▶ _Problem details_: Transcribe all of the data exactly. Omit the pictures.

▶ _Entries provided_:
***

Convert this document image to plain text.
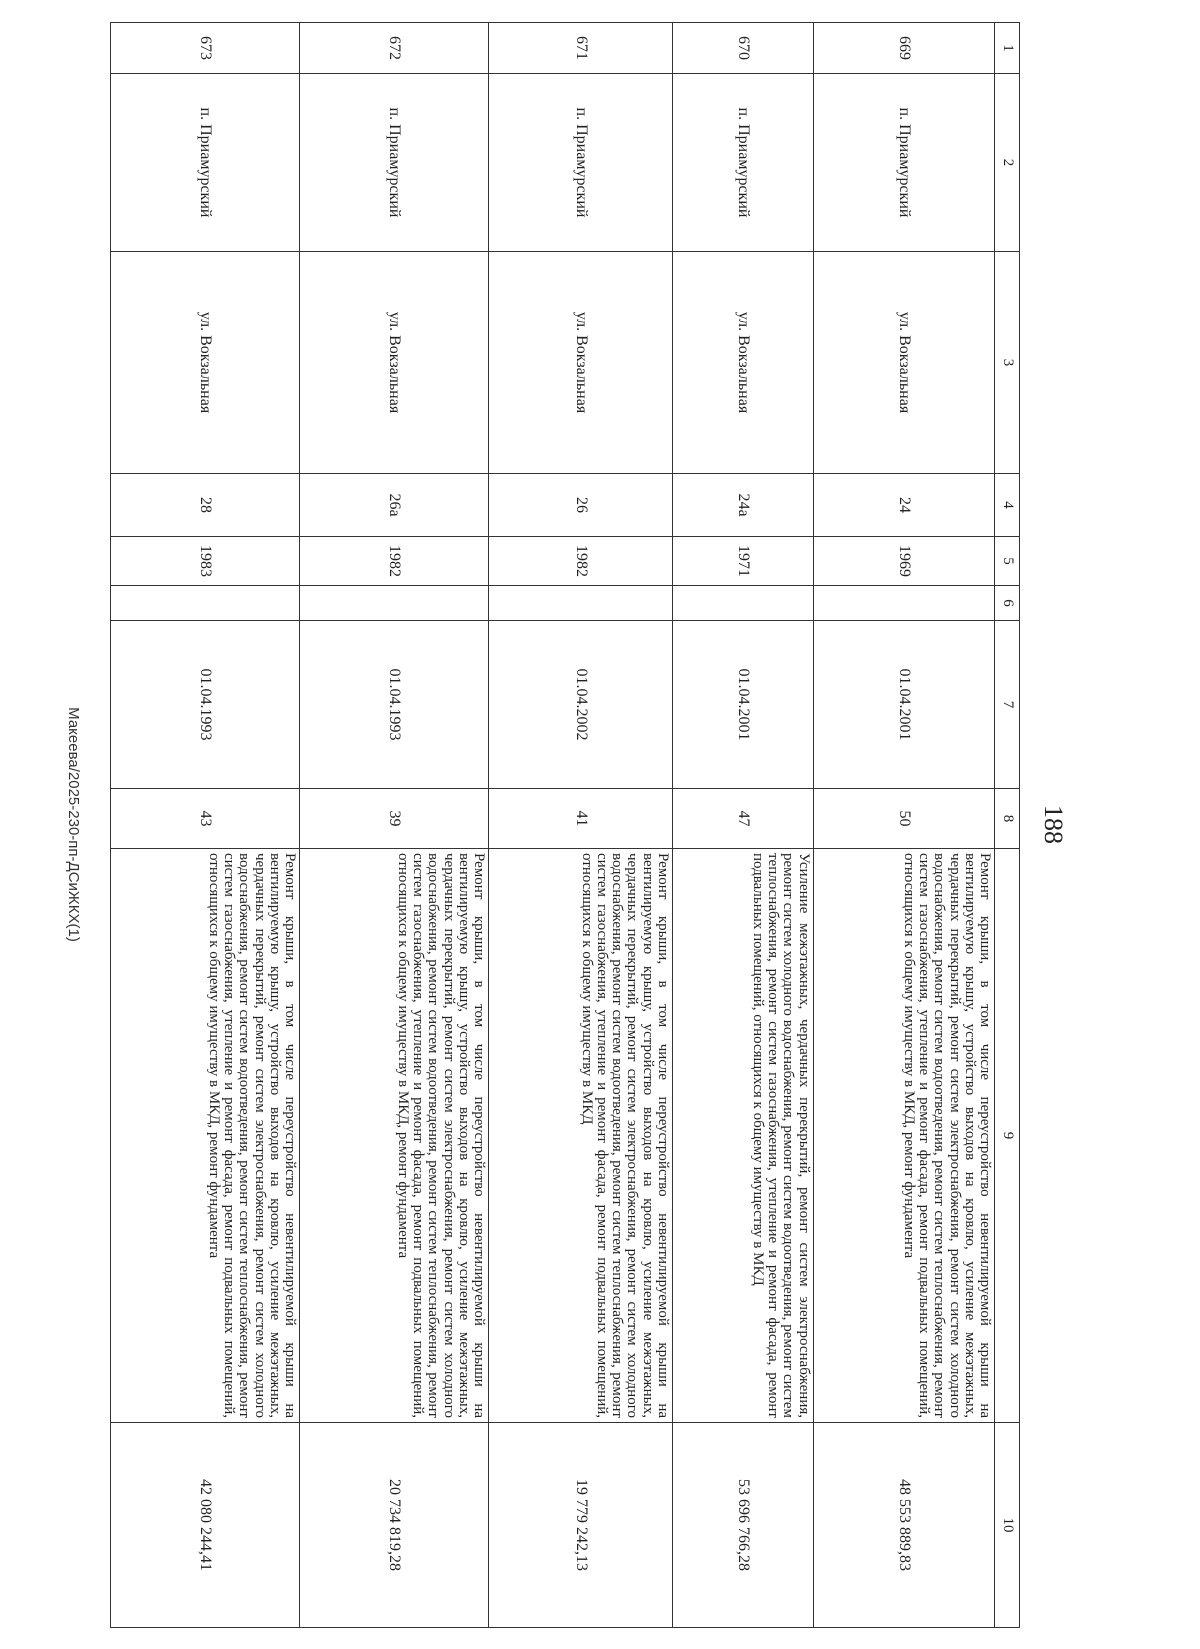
188
1	2	3	4	5	6	7	8	9	10
669	п. Приамурский	ул. Вокзальная	24	1969		01.04.2001	50	Ремонт крыши, в том числе переустройство невентилируемой крыши на вентилируемую крышу, устройство выходов на кровлю, усиление межэтажных, чердачных перекрытий, ремонт систем электроснабжения, ремонт систем холодного водоснабжения, ремонт систем водоотведения, ремонт систем теплоснабжения, ремонт систем газоснабжения, утепление и ремонт фасада, ремонт подвальных помещений, относящихся к общему имуществу в МКД, ремонт фундамента	48 553 889,83
670	п. Приамурский	ул. Вокзальная	24а	1971		01.04.2001	47	Усиление межэтажных, чердачных перекрытий, ремонт систем электроснабжения, ремонт систем холодного водоснабжения, ремонт систем водоотведения, ремонт систем теплоснабжения, ремонт систем газоснабжения, утепление и ремонт фасада, ремонт подвальных помещений, относящихся к общему имуществу в МКД	53 696 766,28
671	п. Приамурский	ул. Вокзальная	26	1982		01.04.2002	41	Ремонт крыши, в том числе переустройство невентилируемой крыши на вентилируемую крышу, устройство выходов на кровлю, усиление межэтажных, чердачных перекрытий, ремонт систем электроснабжения, ремонт систем холодного водоснабжения, ремонт систем водоотведения, ремонт систем теплоснабжения, ремонт систем газоснабжения, утепление и ремонт фасада, ремонт подвальных помещений, относящихся к общему имуществу в МКД	19 779 242,13
672	п. Приамурский	ул. Вокзальная	26а	1982		01.04.1993	39	Ремонт крыши, в том числе переустройство невентилируемой крыши на вентилируемую крышу, устройство выходов на кровлю, усиление межэтажных, чердачных перекрытий, ремонт систем электроснабжения, ремонт систем холодного водоснабжения, ремонт систем водоотведения, ремонт систем теплоснабжения, ремонт систем газоснабжения, утепление и ремонт фасада, ремонт подвальных помещений, относящихся к общему имуществу в МКД, ремонт фундамента	20 734 819,28
673	п. Приамурский	ул. Вокзальная	28	1983		01.04.1993	43	Ремонт крыши, в том числе переустройство невентилируемой крыши на вентилируемую крышу, устройство выходов на кровлю, усиление межэтажных, чердачных перекрытий, ремонт систем электроснабжения, ремонт систем холодного водоснабжения, ремонт систем водоотведения, ремонт систем теплоснабжения, ремонт систем газоснабжения, утепление и ремонт фасада, ремонт подвальных помещений, относящихся к общему имуществу в МКД, ремонт фундамента	42 080 244,41
Макеева/2025-230-пп-ДСиЖКХ(1)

***

▶ _Exercise answer_:
Convert this document image to plain text.
188
1	2	3	4	5	6	7	8	9	10
669	п. Приамурский	ул. Вокзальная	24	1969		01.04.2001	50	Ремонт крыши, в том числе переустройство невентилируемой крыши на вентилируемую крышу, устройство выходов на кровлю, усиление межэтажных, чердачных перекрытий, ремонт систем электроснабжения, ремонт систем холодного водоснабжения, ремонт систем водоотведения, ремонт систем теплоснабжения, ремонт систем газоснабжения, утепление и ремонт фасада, ремонт подвальных помещений, относящихся к общему имуществу в МКД, ремонт фундамента	48 553 889,83
670	п. Приамурский	ул. Вокзальная	24а	1971		01.04.2001	47	Усиление межэтажных, чердачных перекрытий, ремонт систем электроснабжения, ремонт систем холодного водоснабжения, ремонт систем водоотведения, ремонт систем теплоснабжения, ремонт систем газоснабжения, утепление и ремонт фасада, ремонт подвальных помещений, относящихся к общему имуществу в МКД	53 696 766,28
671	п. Приамурский	ул. Вокзальная	26	1982		01.04.2002	41	Ремонт крыши, в том числе переустройство невентилируемой крыши на вентилируемую крышу, устройство выходов на кровлю, усиление межэтажных, чердачных перекрытий, ремонт систем электроснабжения, ремонт систем холодного водоснабжения, ремонт систем водоотведения, ремонт систем теплоснабжения, ремонт систем газоснабжения, утепление и ремонт фасада, ремонт подвальных помещений, относящихся к общему имуществу в МКД	19 779 242,13
672	п. Приамурский	ул. Вокзальная	26а	1982		01.04.1993	39	Ремонт крыши, в том числе переустройство невентилируемой крыши на вентилируемую крышу, устройство выходов на кровлю, усиление межэтажных, чердачных перекрытий, ремонт систем электроснабжения, ремонт систем холодного водоснабжения, ремонт систем водоотведения, ремонт систем теплоснабжения, ремонт систем газоснабжения, утепление и ремонт фасада, ремонт подвальных помещений, относящихся к общему имуществу в МКД, ремонт фундамента	20 734 819,28
673	п. Приамурский	ул. Вокзальная	28	1983		01.04.1993	43	Ремонт крыши, в том числе переустройство невентилируемой крыши на вентилируемую крышу, устройство выходов на кровлю, усиление межэтажных, чердачных перекрытий, ремонт систем электроснабжения, ремонт систем холодного водоснабжения, ремонт систем водоотведения, ремонт систем теплоснабжения, ремонт систем газоснабжения, утепление и ремонт фасада, ремонт подвальных помещений, относящихся к общему имуществу в МКД, ремонт фундамента	42 080 244,41
Макеева/2025-230-пп-ДСиЖКХ(1)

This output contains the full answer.